Copy out lines with the word "name" from the material that follows.

Records about charts and figures:

>>>>

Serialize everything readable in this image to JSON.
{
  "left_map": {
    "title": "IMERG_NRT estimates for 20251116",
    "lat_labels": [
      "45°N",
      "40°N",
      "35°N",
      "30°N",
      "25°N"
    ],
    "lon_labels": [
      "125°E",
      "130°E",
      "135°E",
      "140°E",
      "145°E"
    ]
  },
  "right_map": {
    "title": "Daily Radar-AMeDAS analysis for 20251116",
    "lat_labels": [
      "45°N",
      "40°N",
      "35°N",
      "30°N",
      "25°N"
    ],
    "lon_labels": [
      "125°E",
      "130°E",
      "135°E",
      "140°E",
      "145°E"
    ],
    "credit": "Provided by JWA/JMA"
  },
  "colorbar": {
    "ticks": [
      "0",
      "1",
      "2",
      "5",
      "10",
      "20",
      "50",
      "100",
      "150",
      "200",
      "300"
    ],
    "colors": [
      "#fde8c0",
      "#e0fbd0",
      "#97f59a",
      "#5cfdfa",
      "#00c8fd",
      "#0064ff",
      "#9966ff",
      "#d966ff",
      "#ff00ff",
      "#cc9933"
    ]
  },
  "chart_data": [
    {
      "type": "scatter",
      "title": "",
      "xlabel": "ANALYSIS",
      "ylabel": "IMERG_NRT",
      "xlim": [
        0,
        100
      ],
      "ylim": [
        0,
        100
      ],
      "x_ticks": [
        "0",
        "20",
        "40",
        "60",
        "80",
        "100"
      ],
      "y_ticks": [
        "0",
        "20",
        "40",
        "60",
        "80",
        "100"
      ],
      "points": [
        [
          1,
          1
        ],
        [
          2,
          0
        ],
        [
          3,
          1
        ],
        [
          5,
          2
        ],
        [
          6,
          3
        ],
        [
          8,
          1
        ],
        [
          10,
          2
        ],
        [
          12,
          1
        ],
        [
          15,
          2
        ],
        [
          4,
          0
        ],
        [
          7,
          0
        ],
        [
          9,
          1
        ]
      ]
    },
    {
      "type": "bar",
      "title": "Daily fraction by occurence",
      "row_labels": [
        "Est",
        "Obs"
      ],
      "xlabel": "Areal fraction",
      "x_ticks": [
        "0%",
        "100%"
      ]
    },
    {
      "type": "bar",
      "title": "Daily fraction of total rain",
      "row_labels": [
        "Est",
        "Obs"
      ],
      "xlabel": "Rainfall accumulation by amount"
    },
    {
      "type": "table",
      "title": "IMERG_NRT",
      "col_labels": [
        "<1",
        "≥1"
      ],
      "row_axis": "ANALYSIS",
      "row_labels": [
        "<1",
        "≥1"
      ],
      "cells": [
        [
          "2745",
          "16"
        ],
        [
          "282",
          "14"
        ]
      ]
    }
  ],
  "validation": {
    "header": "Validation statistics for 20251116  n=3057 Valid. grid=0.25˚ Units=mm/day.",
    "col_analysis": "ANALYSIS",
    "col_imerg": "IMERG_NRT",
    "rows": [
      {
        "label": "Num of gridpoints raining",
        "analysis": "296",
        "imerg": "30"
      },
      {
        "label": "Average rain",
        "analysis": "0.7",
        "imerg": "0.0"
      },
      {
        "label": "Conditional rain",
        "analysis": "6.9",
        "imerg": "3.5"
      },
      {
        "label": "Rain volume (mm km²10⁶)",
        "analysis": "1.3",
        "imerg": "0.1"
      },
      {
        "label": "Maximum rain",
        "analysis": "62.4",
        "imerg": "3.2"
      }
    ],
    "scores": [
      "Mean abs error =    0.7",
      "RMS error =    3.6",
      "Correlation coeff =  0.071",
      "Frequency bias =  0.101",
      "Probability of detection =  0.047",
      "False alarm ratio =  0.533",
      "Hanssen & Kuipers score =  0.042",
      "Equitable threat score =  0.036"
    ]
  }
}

<<<<
>>>>

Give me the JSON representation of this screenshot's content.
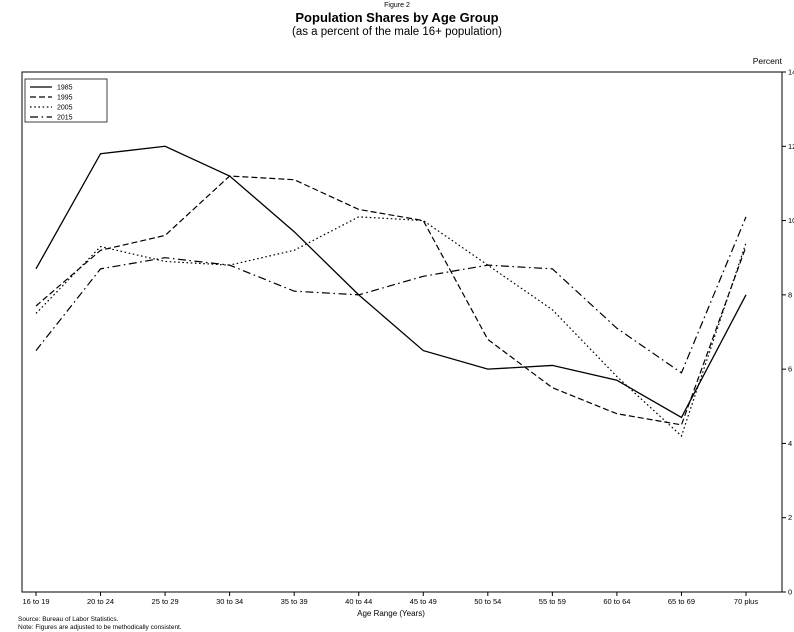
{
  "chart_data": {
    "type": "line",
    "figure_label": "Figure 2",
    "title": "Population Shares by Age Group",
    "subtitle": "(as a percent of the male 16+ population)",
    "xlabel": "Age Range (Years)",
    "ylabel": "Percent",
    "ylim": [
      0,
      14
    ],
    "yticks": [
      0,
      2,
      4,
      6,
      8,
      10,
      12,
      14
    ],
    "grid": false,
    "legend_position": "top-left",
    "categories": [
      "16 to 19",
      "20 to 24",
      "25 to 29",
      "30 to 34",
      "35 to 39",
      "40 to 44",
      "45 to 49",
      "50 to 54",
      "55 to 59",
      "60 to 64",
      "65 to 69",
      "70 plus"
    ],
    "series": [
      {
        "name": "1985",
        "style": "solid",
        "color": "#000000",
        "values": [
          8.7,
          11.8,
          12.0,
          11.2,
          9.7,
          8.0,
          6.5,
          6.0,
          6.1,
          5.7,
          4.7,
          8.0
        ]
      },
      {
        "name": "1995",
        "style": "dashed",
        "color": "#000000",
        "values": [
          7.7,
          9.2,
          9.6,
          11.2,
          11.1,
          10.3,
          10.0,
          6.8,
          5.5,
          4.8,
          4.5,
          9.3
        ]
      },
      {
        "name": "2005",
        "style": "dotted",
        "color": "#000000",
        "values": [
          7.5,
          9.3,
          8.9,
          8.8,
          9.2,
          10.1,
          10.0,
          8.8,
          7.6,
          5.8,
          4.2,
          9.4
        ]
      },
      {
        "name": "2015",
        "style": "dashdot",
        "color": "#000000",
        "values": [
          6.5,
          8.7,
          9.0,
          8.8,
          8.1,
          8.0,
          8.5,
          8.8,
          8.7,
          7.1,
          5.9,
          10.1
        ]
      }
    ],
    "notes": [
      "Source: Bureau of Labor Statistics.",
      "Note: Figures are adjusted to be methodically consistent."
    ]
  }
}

<<<<

▶ _Reply_:
        "name": "1985",
        "name": "1995",
        "name": "2005",
        "name": "2015",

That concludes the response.